• Set problem
Return the entries below verbatim. Pictures stay out.

◆ ◆ ◆ ◆ ◆

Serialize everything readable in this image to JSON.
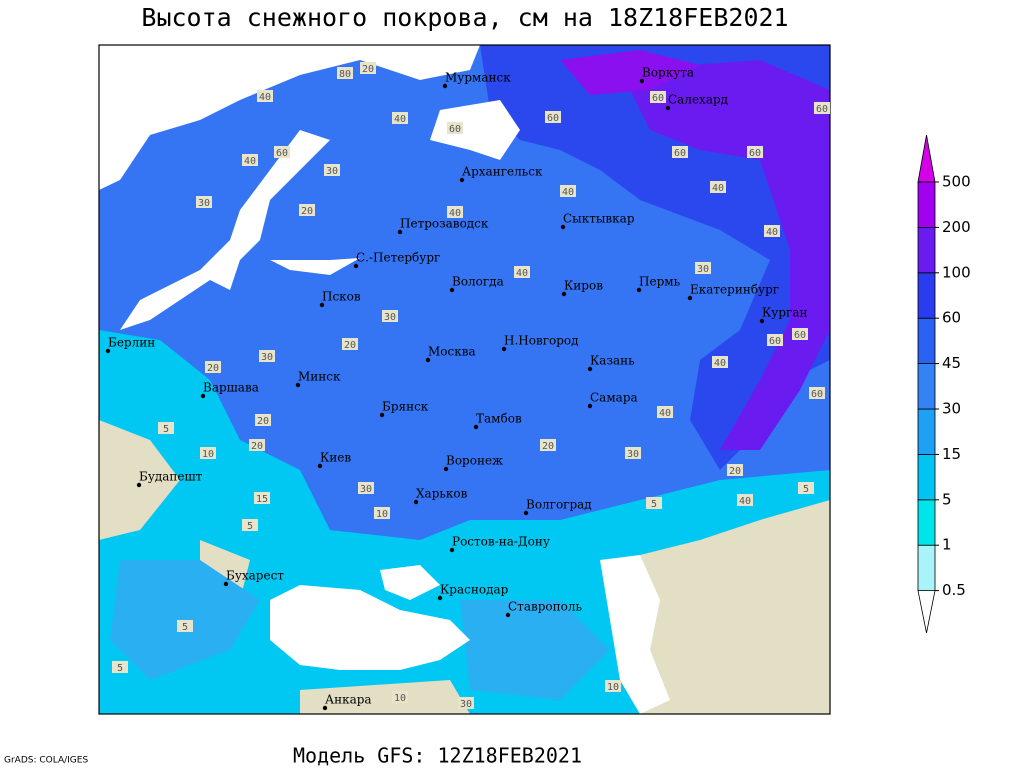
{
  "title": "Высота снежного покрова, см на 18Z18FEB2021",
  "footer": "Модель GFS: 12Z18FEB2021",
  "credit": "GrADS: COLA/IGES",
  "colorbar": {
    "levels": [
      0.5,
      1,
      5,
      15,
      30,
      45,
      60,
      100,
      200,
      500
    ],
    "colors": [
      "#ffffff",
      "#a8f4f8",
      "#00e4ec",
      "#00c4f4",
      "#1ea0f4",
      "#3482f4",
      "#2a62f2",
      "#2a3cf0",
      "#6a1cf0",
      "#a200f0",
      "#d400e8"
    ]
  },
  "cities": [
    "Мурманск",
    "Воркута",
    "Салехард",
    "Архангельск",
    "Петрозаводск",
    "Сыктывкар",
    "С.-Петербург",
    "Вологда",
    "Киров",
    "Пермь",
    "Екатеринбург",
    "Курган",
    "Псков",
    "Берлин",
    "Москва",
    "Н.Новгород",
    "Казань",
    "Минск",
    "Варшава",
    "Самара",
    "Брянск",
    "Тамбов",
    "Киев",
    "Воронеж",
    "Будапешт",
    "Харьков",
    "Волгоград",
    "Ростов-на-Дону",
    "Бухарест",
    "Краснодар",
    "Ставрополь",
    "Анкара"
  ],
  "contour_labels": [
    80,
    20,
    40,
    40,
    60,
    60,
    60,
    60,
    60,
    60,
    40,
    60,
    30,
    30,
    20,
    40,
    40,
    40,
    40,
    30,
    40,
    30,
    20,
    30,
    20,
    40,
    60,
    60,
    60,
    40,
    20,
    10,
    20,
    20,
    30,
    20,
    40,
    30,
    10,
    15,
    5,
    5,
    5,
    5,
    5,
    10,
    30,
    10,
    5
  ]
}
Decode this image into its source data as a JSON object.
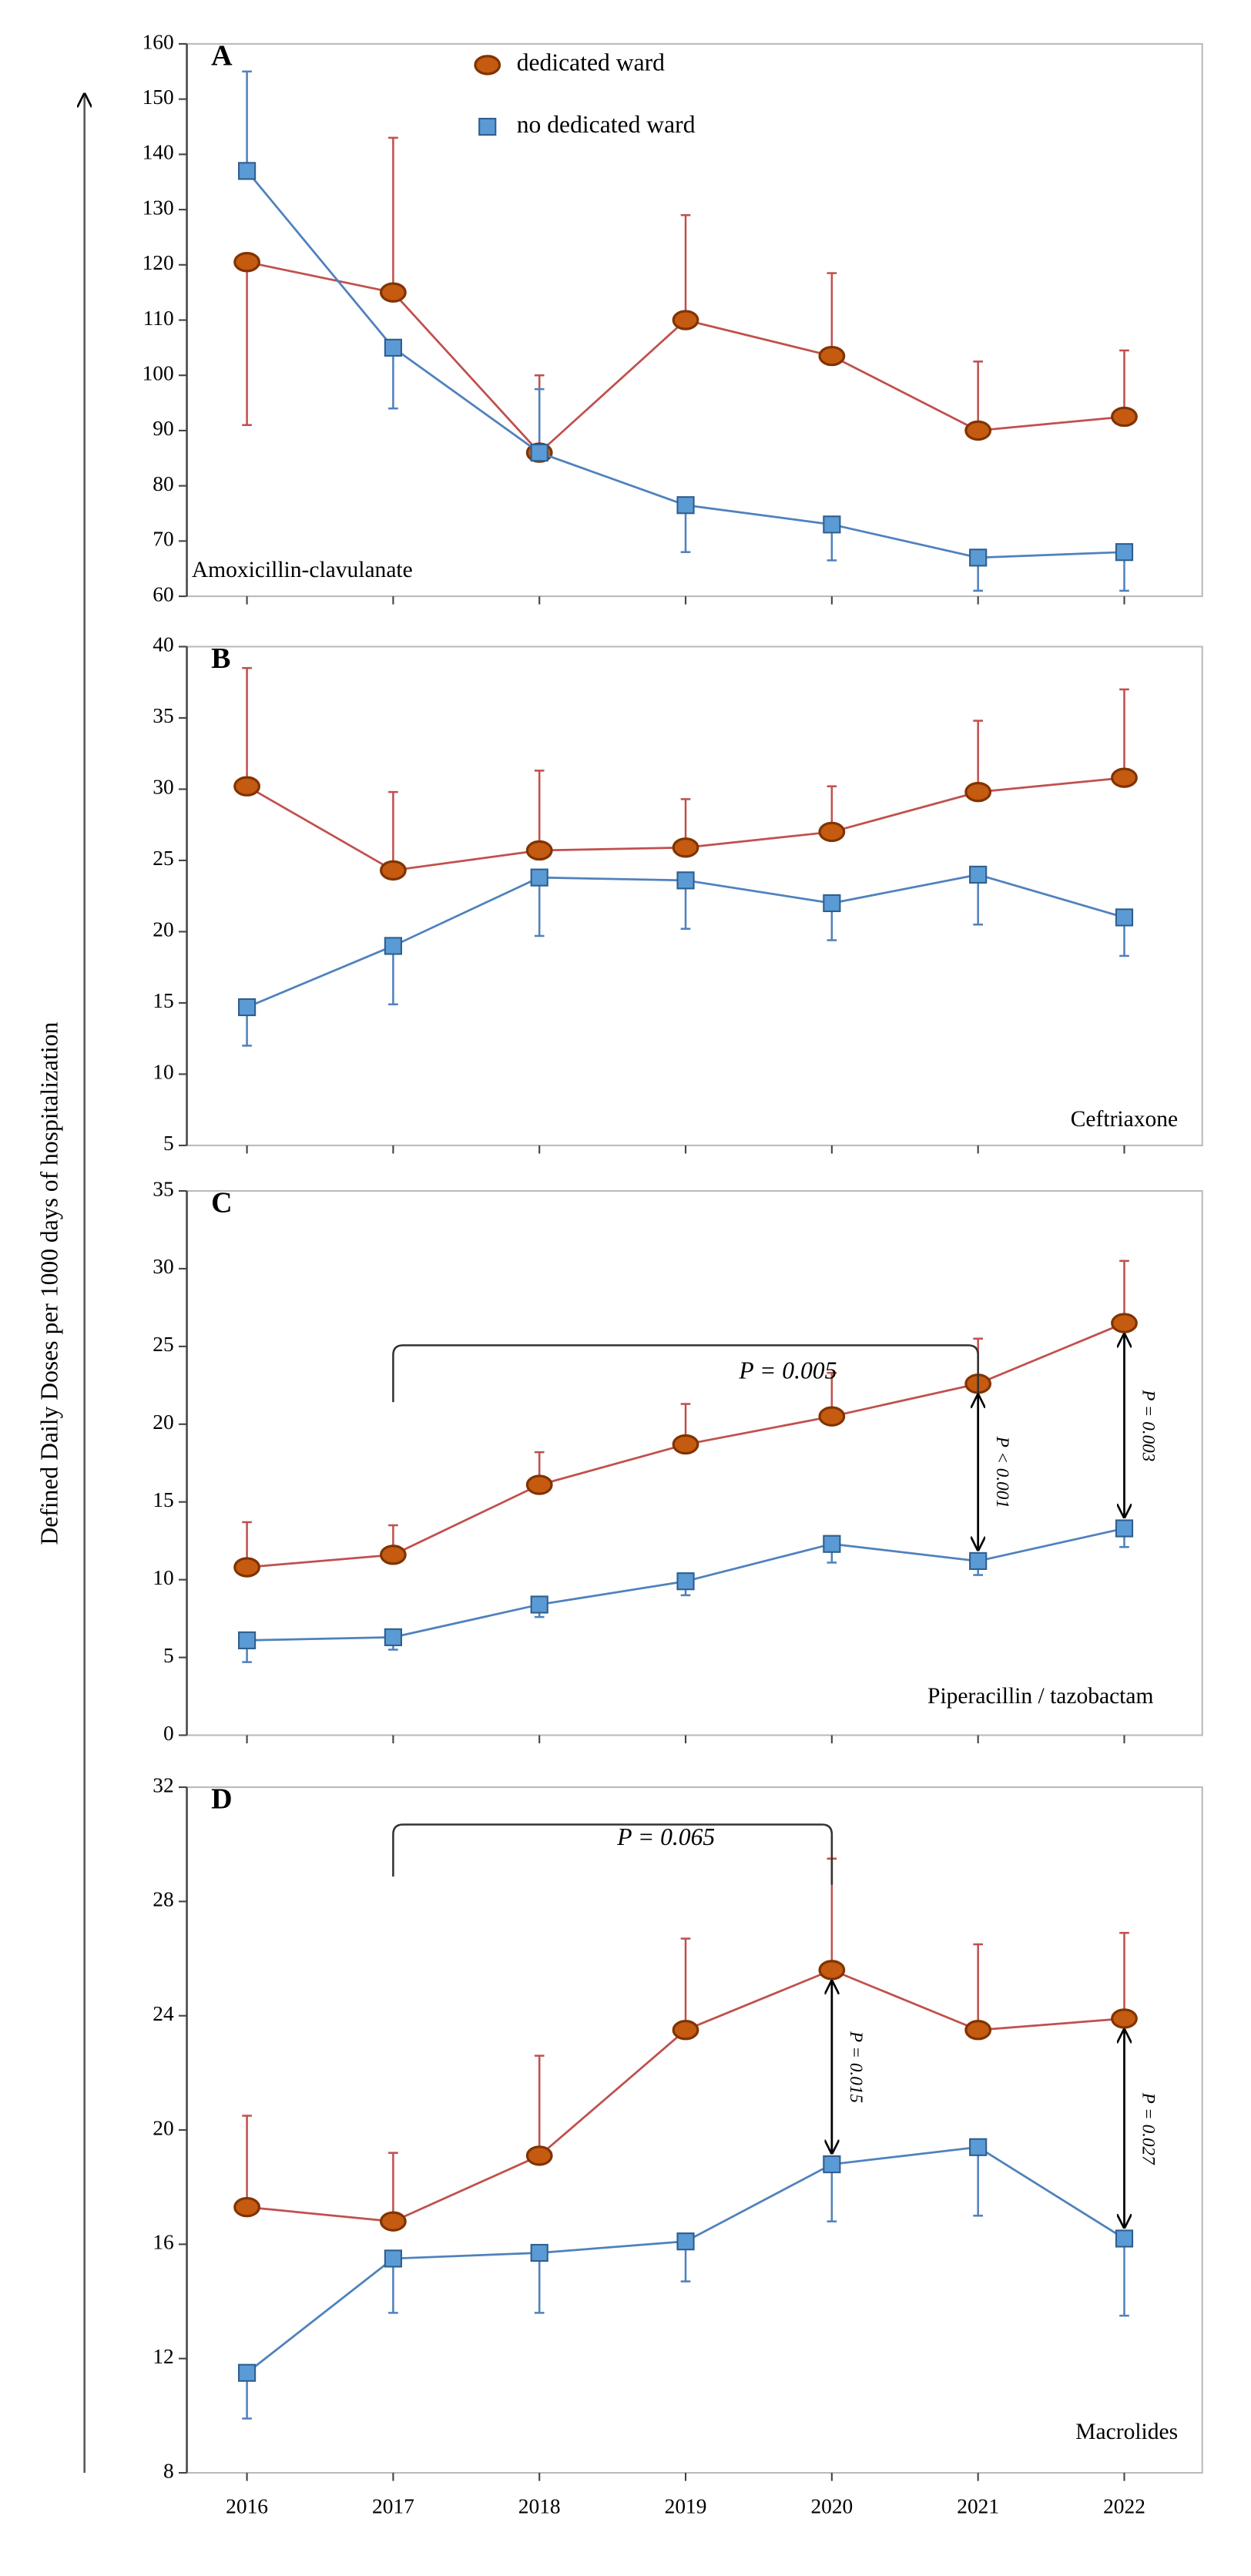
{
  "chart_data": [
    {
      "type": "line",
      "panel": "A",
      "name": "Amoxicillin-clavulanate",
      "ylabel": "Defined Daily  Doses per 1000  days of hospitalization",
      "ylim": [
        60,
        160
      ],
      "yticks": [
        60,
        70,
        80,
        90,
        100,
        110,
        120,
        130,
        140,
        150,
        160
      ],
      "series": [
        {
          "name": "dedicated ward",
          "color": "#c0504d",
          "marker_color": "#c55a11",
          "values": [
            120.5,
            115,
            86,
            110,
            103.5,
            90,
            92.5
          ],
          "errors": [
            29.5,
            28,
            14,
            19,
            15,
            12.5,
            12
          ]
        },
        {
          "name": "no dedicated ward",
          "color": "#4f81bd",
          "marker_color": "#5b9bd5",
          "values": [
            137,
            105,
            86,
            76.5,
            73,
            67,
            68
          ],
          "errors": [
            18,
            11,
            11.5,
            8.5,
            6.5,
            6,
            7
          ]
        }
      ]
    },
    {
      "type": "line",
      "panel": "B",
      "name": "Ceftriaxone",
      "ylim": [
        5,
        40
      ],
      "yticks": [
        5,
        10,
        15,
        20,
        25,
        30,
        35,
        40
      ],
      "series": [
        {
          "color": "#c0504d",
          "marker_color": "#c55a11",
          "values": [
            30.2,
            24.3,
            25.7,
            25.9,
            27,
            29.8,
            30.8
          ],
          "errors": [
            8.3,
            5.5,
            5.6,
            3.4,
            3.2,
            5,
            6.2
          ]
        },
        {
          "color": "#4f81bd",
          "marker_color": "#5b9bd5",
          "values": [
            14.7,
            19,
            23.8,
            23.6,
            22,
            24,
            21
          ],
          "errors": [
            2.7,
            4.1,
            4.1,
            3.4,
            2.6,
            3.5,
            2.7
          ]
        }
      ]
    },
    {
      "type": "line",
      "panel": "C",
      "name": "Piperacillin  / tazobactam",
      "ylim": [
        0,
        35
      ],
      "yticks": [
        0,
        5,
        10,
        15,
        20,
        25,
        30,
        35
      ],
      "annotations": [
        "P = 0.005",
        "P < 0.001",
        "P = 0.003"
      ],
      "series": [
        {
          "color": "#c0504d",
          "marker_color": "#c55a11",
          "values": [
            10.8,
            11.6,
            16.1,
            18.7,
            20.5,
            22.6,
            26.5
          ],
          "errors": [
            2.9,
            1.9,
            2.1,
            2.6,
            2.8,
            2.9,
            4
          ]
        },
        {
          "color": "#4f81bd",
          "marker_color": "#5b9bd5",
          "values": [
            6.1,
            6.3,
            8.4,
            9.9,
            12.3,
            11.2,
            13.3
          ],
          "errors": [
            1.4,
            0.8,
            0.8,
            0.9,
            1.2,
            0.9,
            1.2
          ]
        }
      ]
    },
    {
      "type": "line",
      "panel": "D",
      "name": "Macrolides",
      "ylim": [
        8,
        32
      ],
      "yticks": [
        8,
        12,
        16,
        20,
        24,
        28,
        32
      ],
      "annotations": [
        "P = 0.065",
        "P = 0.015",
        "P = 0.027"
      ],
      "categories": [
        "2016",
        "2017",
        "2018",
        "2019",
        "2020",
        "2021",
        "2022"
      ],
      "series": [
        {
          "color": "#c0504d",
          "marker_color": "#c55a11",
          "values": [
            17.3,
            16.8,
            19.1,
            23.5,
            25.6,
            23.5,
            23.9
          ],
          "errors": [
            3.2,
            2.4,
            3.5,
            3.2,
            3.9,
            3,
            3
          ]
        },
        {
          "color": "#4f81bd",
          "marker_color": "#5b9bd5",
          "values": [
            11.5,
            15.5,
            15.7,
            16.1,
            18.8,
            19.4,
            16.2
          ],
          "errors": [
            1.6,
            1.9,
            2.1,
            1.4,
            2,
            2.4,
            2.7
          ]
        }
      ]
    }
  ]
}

◆ ◆ ◆ ◆ ◆

• The output
Serialize everything readable in this image to JSON.
{
  "title": "Высота снежного покрова, см на 18Z18FEB2021",
  "footer": "Модель GFS: 12Z18FEB2021",
  "credit": "GrADS: COLA/IGES",
  "colorbar": {
    "levels": [
      0.5,
      1,
      5,
      15,
      30,
      45,
      60,
      100,
      200,
      500
    ],
    "colors": [
      "#ffffff",
      "#a8f4f8",
      "#00e4ec",
      "#00c4f4",
      "#1ea0f4",
      "#3482f4",
      "#2a62f2",
      "#2a3cf0",
      "#6a1cf0",
      "#a200f0",
      "#d400e8"
    ]
  },
  "cities": [
    "Мурманск",
    "Воркута",
    "Салехард",
    "Архангельск",
    "Петрозаводск",
    "Сыктывкар",
    "С.-Петербург",
    "Вологда",
    "Киров",
    "Пермь",
    "Екатеринбург",
    "Курган",
    "Псков",
    "Берлин",
    "Москва",
    "Н.Новгород",
    "Казань",
    "Минск",
    "Варшава",
    "Самара",
    "Брянск",
    "Тамбов",
    "Киев",
    "Воронеж",
    "Будапешт",
    "Харьков",
    "Волгоград",
    "Ростов-на-Дону",
    "Бухарест",
    "Краснодар",
    "Ставрополь",
    "Анкара"
  ],
  "contour_labels": [
    80,
    20,
    40,
    40,
    60,
    60,
    60,
    60,
    60,
    60,
    40,
    60,
    30,
    30,
    20,
    40,
    40,
    40,
    40,
    30,
    40,
    30,
    20,
    30,
    20,
    40,
    60,
    60,
    60,
    40,
    20,
    10,
    20,
    20,
    30,
    20,
    40,
    30,
    10,
    15,
    5,
    5,
    5,
    5,
    5,
    10,
    30,
    10,
    5
  ]
}
Decode this image into its source data as a JSON object.
{
  "chart_data": [
    {
      "type": "line",
      "panel": "A",
      "name": "Amoxicillin-clavulanate",
      "ylabel": "Defined Daily  Doses per 1000  days of hospitalization",
      "ylim": [
        60,
        160
      ],
      "yticks": [
        60,
        70,
        80,
        90,
        100,
        110,
        120,
        130,
        140,
        150,
        160
      ],
      "series": [
        {
          "name": "dedicated ward",
          "color": "#c0504d",
          "marker_color": "#c55a11",
          "values": [
            120.5,
            115,
            86,
            110,
            103.5,
            90,
            92.5
          ],
          "errors": [
            29.5,
            28,
            14,
            19,
            15,
            12.5,
            12
          ]
        },
        {
          "name": "no dedicated ward",
          "color": "#4f81bd",
          "marker_color": "#5b9bd5",
          "values": [
            137,
            105,
            86,
            76.5,
            73,
            67,
            68
          ],
          "errors": [
            18,
            11,
            11.5,
            8.5,
            6.5,
            6,
            7
          ]
        }
      ]
    },
    {
      "type": "line",
      "panel": "B",
      "name": "Ceftriaxone",
      "ylim": [
        5,
        40
      ],
      "yticks": [
        5,
        10,
        15,
        20,
        25,
        30,
        35,
        40
      ],
      "series": [
        {
          "color": "#c0504d",
          "marker_color": "#c55a11",
          "values": [
            30.2,
            24.3,
            25.7,
            25.9,
            27,
            29.8,
            30.8
          ],
          "errors": [
            8.3,
            5.5,
            5.6,
            3.4,
            3.2,
            5,
            6.2
          ]
        },
        {
          "color": "#4f81bd",
          "marker_color": "#5b9bd5",
          "values": [
            14.7,
            19,
            23.8,
            23.6,
            22,
            24,
            21
          ],
          "errors": [
            2.7,
            4.1,
            4.1,
            3.4,
            2.6,
            3.5,
            2.7
          ]
        }
      ]
    },
    {
      "type": "line",
      "panel": "C",
      "name": "Piperacillin  / tazobactam",
      "ylim": [
        0,
        35
      ],
      "yticks": [
        0,
        5,
        10,
        15,
        20,
        25,
        30,
        35
      ],
      "annotations": [
        "P = 0.005",
        "P < 0.001",
        "P = 0.003"
      ],
      "series": [
        {
          "color": "#c0504d",
          "marker_color": "#c55a11",
          "values": [
            10.8,
            11.6,
            16.1,
            18.7,
            20.5,
            22.6,
            26.5
          ],
          "errors": [
            2.9,
            1.9,
            2.1,
            2.6,
            2.8,
            2.9,
            4
          ]
        },
        {
          "color": "#4f81bd",
          "marker_color": "#5b9bd5",
          "values": [
            6.1,
            6.3,
            8.4,
            9.9,
            12.3,
            11.2,
            13.3
          ],
          "errors": [
            1.4,
            0.8,
            0.8,
            0.9,
            1.2,
            0.9,
            1.2
          ]
        }
      ]
    },
    {
      "type": "line",
      "panel": "D",
      "name": "Macrolides",
      "ylim": [
        8,
        32
      ],
      "yticks": [
        8,
        12,
        16,
        20,
        24,
        28,
        32
      ],
      "annotations": [
        "P = 0.065",
        "P = 0.015",
        "P = 0.027"
      ],
      "categories": [
        "2016",
        "2017",
        "2018",
        "2019",
        "2020",
        "2021",
        "2022"
      ],
      "series": [
        {
          "color": "#c0504d",
          "marker_color": "#c55a11",
          "values": [
            17.3,
            16.8,
            19.1,
            23.5,
            25.6,
            23.5,
            23.9
          ],
          "errors": [
            3.2,
            2.4,
            3.5,
            3.2,
            3.9,
            3,
            3
          ]
        },
        {
          "color": "#4f81bd",
          "marker_color": "#5b9bd5",
          "values": [
            11.5,
            15.5,
            15.7,
            16.1,
            18.8,
            19.4,
            16.2
          ],
          "errors": [
            1.6,
            1.9,
            2.1,
            1.4,
            2,
            2.4,
            2.7
          ]
        }
      ]
    }
  ]
}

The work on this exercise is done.